### Exercise materials

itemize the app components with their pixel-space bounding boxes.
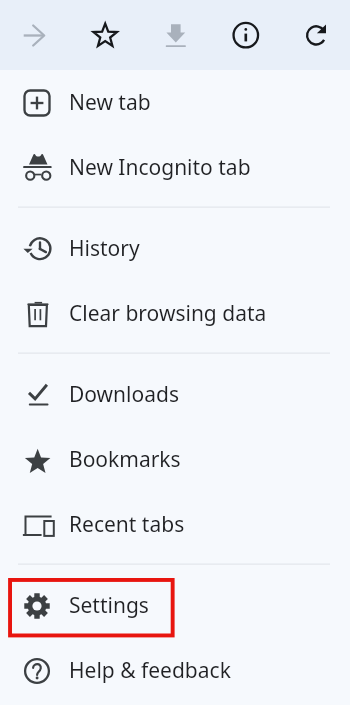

######
### Exercise materials

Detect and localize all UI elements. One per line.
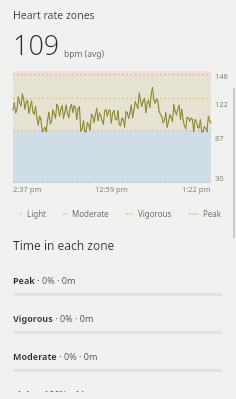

######
### Exercise materials

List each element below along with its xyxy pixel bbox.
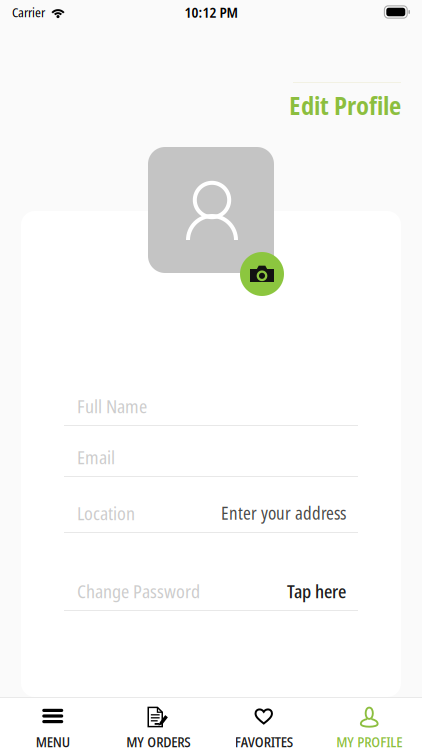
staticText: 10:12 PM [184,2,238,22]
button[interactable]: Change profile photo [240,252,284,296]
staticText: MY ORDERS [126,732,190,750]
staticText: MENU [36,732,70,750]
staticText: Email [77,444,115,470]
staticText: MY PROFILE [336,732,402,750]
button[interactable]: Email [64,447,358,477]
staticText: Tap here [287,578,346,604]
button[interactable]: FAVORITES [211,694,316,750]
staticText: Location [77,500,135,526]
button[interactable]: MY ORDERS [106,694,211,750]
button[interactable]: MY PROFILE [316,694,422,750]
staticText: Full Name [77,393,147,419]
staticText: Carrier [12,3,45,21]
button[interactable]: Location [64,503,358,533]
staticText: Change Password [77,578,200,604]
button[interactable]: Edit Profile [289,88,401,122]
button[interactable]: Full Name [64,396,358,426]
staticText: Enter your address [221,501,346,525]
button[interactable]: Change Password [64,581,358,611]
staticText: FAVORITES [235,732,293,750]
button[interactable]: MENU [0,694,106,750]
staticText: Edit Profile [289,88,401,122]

######

Given instruction:
Reproduce the data from the line containing "List each element" through the line containing "button[interactable]: Edit Profile", with "Carrier" swapped for "Network" and nothing else changed. Omit the pictures.

Output:
List each element below along with its xyxy pixel bbox.
staticText: 10:12 PM [184,2,238,22]
button[interactable]: Change profile photo [240,252,284,296]
staticText: MY ORDERS [126,732,190,750]
staticText: MENU [36,732,70,750]
staticText: Email [77,444,115,470]
staticText: MY PROFILE [336,732,402,750]
button[interactable]: Email [64,447,358,477]
staticText: Tap here [287,578,346,604]
button[interactable]: FAVORITES [211,694,316,750]
staticText: Location [77,500,135,526]
button[interactable]: MY ORDERS [106,694,211,750]
button[interactable]: MY PROFILE [316,694,422,750]
staticText: Full Name [77,393,147,419]
staticText: Network [12,3,45,21]
button[interactable]: Location [64,503,358,533]
staticText: Change Password [77,578,200,604]
button[interactable]: Edit Profile [289,88,401,122]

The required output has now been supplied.